State how many lines in the entries below contain "amount". Write nothing but the number.

━━━━━━━━━━━━━━━━

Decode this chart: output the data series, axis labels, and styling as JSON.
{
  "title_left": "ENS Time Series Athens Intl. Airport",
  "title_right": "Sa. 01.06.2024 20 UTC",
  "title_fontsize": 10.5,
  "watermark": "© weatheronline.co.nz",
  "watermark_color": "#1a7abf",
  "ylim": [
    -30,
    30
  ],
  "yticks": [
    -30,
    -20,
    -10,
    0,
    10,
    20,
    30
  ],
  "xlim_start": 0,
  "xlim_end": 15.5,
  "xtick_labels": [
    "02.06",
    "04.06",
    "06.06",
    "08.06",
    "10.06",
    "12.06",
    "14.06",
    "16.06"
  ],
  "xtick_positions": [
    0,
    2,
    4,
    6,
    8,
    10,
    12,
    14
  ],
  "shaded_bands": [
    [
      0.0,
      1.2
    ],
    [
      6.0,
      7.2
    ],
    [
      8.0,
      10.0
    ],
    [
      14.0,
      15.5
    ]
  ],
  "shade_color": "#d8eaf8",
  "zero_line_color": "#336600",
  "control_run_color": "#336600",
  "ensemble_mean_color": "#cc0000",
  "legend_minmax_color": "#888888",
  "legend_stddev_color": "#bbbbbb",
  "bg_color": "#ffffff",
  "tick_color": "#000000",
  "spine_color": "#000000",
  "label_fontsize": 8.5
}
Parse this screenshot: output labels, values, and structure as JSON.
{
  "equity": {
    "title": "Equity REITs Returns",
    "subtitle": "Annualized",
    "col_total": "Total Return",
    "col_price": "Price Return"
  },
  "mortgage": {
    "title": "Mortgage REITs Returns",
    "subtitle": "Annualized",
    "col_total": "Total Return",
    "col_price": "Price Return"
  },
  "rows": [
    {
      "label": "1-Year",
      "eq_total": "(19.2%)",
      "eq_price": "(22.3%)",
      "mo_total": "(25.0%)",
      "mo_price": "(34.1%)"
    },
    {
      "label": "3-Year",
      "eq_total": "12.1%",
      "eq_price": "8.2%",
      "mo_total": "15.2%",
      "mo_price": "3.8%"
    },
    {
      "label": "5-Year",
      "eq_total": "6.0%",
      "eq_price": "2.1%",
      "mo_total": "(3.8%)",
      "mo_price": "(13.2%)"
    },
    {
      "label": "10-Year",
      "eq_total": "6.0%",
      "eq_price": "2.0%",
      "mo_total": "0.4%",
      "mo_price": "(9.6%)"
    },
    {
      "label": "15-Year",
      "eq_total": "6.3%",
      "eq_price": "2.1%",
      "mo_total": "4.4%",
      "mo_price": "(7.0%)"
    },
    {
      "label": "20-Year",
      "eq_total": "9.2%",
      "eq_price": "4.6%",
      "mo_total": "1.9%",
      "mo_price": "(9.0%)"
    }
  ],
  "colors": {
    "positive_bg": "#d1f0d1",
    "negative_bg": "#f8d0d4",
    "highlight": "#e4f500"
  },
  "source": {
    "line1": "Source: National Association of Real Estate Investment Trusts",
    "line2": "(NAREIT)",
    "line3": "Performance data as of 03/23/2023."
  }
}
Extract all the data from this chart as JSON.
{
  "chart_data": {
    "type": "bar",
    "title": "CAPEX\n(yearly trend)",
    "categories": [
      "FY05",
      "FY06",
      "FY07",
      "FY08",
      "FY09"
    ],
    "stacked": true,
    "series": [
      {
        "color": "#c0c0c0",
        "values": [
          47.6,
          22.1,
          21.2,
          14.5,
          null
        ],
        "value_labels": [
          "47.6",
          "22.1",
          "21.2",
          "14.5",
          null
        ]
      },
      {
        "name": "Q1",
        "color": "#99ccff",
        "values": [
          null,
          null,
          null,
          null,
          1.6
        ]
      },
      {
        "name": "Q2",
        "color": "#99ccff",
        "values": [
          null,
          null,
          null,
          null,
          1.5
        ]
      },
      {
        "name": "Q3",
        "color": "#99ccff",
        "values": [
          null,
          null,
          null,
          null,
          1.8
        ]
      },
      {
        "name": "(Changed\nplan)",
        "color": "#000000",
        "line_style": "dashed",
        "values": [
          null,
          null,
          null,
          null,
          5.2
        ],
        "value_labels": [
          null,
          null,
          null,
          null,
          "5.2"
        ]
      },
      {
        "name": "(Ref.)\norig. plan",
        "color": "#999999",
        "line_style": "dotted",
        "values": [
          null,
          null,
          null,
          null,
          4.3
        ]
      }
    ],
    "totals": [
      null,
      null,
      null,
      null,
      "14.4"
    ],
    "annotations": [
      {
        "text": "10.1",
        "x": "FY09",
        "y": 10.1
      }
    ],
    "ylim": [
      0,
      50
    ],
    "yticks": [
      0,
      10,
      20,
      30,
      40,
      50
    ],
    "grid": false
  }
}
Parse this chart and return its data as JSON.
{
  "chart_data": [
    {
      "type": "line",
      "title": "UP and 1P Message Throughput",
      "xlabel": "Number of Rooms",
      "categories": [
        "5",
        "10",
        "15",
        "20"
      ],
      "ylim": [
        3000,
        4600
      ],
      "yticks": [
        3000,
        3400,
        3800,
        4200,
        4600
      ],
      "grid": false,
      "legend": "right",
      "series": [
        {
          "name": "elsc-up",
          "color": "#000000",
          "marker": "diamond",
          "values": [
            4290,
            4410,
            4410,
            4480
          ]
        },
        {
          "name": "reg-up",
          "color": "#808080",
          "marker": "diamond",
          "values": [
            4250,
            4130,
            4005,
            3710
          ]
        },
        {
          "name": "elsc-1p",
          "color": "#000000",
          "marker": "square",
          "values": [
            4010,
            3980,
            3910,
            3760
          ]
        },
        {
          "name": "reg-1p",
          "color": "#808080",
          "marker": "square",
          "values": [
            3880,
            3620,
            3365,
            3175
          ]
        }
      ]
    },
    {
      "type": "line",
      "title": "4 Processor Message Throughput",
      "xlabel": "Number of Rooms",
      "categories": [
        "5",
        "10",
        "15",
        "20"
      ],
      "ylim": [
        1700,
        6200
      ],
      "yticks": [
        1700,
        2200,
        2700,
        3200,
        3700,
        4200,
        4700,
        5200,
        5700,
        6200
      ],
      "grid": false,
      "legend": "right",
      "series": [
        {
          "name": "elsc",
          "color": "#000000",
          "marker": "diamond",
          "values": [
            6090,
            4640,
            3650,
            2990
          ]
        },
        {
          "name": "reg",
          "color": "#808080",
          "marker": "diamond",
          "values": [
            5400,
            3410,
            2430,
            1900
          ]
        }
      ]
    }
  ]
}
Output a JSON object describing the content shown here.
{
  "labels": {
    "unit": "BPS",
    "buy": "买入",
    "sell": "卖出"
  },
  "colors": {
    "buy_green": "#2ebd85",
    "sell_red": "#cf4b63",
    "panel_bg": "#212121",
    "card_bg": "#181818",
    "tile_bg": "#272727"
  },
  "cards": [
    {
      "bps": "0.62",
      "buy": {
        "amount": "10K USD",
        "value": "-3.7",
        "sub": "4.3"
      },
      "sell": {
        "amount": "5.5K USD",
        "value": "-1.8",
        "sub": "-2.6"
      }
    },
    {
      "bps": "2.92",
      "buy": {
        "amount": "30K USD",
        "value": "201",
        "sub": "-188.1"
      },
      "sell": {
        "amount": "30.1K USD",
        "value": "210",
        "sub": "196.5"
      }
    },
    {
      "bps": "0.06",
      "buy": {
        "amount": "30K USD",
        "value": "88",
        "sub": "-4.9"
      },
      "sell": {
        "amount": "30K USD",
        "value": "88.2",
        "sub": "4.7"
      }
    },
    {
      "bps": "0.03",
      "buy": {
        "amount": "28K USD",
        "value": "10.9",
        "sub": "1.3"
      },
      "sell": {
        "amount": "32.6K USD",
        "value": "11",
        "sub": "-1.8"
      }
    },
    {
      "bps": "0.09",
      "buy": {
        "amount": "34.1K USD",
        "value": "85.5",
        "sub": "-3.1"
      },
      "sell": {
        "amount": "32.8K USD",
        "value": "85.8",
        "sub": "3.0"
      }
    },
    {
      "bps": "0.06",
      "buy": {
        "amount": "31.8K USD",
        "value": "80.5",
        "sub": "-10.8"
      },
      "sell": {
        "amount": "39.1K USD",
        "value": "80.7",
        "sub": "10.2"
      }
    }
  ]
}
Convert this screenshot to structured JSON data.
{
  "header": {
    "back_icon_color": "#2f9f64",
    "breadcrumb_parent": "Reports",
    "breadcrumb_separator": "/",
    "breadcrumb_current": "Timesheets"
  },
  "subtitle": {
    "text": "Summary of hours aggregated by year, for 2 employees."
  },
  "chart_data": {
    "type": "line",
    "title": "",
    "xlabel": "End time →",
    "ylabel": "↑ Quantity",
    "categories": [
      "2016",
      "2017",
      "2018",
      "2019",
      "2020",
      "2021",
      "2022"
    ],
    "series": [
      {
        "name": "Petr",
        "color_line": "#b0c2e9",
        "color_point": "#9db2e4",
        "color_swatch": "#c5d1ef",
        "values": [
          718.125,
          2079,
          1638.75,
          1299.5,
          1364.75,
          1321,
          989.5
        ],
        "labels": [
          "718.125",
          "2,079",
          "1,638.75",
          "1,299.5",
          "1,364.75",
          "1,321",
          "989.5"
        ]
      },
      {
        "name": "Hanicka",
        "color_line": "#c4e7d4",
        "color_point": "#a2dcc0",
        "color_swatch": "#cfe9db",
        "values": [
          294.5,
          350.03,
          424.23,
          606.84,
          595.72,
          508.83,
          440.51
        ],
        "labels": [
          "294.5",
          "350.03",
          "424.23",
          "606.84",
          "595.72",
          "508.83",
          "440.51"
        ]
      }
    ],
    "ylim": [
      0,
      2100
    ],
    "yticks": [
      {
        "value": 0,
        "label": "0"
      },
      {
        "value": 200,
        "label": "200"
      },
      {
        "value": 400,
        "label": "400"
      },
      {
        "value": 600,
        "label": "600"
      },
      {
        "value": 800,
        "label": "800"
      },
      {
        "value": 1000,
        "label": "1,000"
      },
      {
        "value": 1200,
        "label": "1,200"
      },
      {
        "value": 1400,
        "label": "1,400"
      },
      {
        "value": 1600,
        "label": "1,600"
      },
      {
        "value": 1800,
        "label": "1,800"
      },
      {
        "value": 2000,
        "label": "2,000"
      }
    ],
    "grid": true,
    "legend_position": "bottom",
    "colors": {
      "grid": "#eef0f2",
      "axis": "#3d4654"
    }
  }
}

━━━━━━━━━━━━━━━━

• Response below: 12